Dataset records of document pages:

Segment Open

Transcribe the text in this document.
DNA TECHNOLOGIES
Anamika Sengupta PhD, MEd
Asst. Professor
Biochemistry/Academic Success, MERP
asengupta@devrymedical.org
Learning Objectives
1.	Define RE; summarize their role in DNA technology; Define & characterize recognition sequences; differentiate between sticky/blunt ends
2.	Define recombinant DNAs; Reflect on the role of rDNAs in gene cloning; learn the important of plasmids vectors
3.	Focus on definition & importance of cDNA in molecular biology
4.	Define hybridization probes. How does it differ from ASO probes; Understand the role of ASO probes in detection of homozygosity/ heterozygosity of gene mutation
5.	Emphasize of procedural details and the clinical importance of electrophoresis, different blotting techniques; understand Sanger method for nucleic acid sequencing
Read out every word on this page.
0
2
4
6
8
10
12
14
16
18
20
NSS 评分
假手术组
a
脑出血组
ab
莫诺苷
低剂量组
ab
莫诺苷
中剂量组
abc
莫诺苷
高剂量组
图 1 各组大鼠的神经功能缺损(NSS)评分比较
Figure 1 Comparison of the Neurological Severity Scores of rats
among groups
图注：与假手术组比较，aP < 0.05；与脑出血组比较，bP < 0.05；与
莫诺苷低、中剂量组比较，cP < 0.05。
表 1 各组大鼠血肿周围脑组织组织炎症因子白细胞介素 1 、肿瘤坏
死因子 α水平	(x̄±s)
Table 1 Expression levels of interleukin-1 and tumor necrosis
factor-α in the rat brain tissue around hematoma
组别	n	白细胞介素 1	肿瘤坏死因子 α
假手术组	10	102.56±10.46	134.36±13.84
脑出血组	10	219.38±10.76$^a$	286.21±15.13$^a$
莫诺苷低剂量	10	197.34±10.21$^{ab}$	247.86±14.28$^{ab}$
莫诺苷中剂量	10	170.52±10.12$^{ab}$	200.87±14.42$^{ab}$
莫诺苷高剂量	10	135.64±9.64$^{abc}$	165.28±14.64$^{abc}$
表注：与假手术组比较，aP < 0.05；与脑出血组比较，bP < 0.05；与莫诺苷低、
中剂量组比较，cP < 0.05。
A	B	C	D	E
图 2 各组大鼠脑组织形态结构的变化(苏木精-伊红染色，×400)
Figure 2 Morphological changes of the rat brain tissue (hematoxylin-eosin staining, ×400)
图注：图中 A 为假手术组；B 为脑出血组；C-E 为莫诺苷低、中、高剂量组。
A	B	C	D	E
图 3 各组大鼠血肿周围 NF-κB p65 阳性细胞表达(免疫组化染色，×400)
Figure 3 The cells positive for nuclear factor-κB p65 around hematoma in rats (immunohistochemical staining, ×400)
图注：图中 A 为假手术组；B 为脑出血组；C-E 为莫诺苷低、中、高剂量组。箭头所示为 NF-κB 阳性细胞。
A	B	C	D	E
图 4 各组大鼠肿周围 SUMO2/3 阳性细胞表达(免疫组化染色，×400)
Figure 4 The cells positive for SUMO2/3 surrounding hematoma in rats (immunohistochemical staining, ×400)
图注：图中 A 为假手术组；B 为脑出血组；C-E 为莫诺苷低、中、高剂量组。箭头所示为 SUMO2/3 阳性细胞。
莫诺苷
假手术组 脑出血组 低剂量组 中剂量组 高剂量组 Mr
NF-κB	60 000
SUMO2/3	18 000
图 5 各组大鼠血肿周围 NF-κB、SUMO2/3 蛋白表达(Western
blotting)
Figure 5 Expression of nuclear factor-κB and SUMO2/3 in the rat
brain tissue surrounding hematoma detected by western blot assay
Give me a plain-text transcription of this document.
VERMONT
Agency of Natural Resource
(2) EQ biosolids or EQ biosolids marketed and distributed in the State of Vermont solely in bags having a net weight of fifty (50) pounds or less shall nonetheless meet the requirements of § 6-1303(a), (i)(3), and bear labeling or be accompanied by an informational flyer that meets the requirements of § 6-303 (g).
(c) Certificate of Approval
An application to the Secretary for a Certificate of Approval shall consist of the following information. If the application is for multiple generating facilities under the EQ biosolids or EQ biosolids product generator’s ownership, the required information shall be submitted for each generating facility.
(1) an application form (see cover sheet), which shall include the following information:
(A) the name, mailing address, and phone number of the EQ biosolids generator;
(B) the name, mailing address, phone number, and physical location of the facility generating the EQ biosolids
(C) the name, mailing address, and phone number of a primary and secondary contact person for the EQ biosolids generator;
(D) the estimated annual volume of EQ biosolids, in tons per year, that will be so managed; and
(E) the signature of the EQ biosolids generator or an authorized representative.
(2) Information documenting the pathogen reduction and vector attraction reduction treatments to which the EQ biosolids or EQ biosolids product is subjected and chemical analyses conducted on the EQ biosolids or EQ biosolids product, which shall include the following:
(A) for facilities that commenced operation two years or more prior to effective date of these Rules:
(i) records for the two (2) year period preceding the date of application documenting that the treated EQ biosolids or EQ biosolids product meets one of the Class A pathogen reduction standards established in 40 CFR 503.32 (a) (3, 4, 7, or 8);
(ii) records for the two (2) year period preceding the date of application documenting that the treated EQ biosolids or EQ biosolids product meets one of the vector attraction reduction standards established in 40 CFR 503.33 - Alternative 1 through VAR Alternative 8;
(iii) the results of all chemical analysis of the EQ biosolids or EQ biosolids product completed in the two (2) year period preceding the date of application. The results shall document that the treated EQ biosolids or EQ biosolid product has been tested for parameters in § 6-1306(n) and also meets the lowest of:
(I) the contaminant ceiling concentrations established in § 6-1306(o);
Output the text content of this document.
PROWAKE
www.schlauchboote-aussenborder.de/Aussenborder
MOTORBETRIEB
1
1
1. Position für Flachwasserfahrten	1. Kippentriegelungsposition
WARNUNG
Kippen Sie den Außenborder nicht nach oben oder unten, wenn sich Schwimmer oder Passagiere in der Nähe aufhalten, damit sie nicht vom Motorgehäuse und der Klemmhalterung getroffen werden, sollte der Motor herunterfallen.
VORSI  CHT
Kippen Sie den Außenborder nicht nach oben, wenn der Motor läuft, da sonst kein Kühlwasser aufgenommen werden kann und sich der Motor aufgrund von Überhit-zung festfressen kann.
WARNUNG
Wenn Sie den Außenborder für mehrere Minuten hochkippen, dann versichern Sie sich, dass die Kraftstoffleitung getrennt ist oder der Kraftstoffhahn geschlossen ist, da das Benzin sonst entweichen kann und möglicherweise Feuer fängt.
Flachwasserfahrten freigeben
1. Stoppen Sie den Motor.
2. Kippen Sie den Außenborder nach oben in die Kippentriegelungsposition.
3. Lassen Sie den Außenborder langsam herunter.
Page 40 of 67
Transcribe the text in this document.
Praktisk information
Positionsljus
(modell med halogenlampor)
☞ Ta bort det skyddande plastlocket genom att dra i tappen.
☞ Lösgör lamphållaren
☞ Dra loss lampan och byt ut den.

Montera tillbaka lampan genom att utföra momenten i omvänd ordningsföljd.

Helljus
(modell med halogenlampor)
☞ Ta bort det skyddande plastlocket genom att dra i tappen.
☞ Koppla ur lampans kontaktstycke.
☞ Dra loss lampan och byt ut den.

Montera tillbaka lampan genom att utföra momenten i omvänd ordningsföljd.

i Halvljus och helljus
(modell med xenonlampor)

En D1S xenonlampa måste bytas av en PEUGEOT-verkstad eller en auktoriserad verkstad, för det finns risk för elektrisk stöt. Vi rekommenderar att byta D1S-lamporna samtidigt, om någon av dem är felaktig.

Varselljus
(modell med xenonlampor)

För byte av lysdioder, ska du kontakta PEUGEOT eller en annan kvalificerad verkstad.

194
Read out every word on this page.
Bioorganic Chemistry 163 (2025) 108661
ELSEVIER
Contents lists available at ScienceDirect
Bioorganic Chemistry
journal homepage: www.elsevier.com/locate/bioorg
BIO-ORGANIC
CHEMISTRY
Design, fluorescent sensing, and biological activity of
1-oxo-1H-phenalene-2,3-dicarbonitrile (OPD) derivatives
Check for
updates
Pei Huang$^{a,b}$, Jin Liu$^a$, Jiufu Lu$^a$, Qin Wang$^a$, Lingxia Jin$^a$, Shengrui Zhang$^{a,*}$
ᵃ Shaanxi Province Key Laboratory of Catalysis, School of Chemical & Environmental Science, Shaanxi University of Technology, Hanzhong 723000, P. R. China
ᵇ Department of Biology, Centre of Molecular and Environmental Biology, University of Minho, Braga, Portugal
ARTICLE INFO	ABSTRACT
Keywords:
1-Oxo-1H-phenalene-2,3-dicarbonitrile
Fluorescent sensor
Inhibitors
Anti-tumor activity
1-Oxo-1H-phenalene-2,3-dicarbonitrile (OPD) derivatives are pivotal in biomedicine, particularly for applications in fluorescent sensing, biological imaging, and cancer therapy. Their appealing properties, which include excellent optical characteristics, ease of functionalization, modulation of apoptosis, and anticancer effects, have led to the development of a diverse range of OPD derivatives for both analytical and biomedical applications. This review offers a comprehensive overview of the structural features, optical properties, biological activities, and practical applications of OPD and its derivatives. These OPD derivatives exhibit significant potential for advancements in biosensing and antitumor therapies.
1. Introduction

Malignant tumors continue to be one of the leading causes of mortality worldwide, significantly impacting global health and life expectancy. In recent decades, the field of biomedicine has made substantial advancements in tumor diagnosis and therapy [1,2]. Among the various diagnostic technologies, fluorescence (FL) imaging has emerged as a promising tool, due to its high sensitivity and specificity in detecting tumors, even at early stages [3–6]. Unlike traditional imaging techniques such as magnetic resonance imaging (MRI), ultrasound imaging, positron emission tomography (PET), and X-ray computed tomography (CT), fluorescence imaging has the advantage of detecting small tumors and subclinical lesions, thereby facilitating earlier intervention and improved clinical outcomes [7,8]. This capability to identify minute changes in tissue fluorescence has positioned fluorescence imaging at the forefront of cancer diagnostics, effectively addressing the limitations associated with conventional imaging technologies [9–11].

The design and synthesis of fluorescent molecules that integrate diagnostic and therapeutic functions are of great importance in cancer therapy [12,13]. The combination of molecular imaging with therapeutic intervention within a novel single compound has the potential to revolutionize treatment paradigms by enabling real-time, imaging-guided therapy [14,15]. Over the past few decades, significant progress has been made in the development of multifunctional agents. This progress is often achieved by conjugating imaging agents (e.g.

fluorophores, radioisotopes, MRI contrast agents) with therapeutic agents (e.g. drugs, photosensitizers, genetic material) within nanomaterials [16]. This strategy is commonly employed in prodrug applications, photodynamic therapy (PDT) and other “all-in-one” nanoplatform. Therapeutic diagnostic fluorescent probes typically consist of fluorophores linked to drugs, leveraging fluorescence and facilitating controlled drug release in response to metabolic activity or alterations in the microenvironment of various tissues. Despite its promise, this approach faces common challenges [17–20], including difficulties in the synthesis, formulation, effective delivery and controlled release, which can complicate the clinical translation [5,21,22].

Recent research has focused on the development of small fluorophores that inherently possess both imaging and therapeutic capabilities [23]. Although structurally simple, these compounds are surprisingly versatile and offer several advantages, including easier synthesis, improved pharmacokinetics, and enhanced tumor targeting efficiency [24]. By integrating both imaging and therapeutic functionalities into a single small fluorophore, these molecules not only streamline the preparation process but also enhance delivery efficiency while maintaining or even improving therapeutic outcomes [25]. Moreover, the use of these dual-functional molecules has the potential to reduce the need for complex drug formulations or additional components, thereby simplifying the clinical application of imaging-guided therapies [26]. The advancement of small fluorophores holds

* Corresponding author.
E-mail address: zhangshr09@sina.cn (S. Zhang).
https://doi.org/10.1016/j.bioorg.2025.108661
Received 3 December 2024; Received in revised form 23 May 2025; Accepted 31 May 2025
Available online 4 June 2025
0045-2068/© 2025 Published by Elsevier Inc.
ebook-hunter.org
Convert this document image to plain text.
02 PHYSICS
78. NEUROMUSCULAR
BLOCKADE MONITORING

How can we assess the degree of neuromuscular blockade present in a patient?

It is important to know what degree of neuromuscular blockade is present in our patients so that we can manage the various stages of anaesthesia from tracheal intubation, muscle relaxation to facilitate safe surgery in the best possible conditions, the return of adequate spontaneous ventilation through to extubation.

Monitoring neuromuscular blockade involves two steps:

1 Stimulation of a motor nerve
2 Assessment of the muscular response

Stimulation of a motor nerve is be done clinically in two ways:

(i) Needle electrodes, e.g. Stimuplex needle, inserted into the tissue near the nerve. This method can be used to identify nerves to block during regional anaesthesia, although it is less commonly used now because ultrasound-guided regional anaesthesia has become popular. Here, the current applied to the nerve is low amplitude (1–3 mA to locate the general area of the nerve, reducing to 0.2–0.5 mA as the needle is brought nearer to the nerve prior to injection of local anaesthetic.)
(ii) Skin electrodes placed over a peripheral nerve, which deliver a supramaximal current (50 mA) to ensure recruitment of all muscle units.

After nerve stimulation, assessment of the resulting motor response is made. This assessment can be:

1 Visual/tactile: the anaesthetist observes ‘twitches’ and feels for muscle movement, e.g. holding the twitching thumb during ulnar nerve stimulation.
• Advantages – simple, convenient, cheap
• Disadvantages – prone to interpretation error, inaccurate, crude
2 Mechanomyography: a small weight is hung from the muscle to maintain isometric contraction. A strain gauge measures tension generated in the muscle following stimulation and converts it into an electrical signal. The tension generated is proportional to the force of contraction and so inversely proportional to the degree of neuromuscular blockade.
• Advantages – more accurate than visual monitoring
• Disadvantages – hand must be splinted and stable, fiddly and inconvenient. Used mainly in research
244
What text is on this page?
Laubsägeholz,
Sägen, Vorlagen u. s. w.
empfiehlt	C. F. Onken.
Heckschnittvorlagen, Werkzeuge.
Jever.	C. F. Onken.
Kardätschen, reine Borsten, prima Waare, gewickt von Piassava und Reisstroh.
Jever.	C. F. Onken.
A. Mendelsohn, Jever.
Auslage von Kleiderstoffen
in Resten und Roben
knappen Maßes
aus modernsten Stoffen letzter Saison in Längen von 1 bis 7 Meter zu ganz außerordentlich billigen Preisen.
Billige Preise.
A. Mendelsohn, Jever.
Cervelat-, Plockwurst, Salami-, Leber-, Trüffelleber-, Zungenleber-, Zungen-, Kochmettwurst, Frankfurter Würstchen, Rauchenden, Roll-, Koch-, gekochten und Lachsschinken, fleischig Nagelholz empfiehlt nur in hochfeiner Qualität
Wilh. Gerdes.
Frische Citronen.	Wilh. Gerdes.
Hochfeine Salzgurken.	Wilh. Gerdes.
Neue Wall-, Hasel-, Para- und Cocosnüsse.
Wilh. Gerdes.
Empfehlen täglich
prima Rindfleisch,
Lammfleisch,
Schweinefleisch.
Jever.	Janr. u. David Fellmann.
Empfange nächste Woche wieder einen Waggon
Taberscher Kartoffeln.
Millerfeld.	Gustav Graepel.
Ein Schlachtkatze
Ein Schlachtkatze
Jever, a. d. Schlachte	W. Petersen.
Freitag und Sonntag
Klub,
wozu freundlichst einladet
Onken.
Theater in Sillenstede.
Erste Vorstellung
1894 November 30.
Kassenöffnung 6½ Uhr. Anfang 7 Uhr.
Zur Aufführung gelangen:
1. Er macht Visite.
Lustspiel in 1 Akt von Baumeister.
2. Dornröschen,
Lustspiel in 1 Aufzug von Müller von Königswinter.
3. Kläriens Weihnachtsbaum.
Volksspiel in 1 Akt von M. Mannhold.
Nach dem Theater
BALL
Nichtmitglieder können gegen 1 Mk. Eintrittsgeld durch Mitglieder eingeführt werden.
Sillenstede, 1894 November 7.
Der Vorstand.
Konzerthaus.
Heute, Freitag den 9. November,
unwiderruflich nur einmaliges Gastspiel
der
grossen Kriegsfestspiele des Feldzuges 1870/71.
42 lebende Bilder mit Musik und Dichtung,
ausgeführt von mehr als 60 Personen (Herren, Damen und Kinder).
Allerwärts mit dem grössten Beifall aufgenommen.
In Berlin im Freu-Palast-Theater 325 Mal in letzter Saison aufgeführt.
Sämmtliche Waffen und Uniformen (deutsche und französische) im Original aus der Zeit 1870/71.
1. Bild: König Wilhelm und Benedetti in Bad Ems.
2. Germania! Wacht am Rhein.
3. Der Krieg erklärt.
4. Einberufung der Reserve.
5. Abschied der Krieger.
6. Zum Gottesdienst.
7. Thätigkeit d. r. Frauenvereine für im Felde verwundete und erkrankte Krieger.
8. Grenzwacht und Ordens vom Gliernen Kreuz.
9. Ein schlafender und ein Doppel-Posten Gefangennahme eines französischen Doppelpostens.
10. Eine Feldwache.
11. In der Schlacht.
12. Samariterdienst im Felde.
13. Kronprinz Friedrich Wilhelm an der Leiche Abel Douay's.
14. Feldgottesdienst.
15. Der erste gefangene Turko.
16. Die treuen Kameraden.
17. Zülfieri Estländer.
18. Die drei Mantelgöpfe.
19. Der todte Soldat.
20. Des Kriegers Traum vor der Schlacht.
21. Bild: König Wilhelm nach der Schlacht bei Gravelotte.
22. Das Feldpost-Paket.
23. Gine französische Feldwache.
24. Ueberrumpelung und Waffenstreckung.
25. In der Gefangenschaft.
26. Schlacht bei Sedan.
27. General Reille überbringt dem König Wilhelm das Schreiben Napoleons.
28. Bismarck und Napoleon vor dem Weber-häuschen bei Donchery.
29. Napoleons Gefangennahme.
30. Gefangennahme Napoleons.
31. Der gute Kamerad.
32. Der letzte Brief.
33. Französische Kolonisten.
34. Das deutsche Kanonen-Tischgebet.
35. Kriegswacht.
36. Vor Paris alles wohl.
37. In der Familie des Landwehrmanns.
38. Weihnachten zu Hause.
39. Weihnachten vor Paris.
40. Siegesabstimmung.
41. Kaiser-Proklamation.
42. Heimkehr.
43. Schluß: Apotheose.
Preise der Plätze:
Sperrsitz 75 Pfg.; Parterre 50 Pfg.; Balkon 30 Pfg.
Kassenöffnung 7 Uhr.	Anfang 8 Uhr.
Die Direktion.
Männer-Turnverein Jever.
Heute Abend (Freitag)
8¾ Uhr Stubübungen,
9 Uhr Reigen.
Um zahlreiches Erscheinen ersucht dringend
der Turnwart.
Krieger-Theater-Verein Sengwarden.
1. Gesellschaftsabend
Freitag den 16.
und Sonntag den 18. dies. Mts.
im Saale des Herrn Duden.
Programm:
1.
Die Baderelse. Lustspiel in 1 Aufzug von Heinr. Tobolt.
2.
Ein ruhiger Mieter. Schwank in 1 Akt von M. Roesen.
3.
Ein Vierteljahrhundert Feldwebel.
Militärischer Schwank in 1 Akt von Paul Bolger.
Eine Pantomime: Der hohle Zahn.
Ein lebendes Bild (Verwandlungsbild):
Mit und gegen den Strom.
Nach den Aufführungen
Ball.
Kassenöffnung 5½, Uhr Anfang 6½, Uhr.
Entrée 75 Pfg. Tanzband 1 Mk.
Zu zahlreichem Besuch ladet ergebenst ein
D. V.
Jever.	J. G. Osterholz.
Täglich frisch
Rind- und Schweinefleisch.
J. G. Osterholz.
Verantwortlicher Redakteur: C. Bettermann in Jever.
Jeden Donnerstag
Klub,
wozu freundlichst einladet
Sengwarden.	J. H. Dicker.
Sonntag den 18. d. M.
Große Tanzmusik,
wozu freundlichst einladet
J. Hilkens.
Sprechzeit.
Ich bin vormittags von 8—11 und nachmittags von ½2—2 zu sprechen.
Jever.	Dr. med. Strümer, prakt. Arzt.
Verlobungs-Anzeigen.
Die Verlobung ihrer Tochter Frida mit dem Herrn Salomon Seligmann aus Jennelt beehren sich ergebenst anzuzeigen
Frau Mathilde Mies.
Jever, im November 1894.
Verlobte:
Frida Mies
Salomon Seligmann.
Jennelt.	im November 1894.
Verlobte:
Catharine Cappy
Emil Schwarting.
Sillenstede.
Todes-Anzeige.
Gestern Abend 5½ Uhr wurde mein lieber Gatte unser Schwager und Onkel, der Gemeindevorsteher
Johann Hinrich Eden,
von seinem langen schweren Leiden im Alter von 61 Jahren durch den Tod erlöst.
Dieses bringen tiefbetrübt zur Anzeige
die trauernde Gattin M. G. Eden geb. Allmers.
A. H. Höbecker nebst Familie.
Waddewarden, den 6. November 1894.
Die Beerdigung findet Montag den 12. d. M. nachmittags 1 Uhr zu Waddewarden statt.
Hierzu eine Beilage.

Segment Closed

A single number is required: the count of lines in the entries that include the word "与脑出血组比较".

2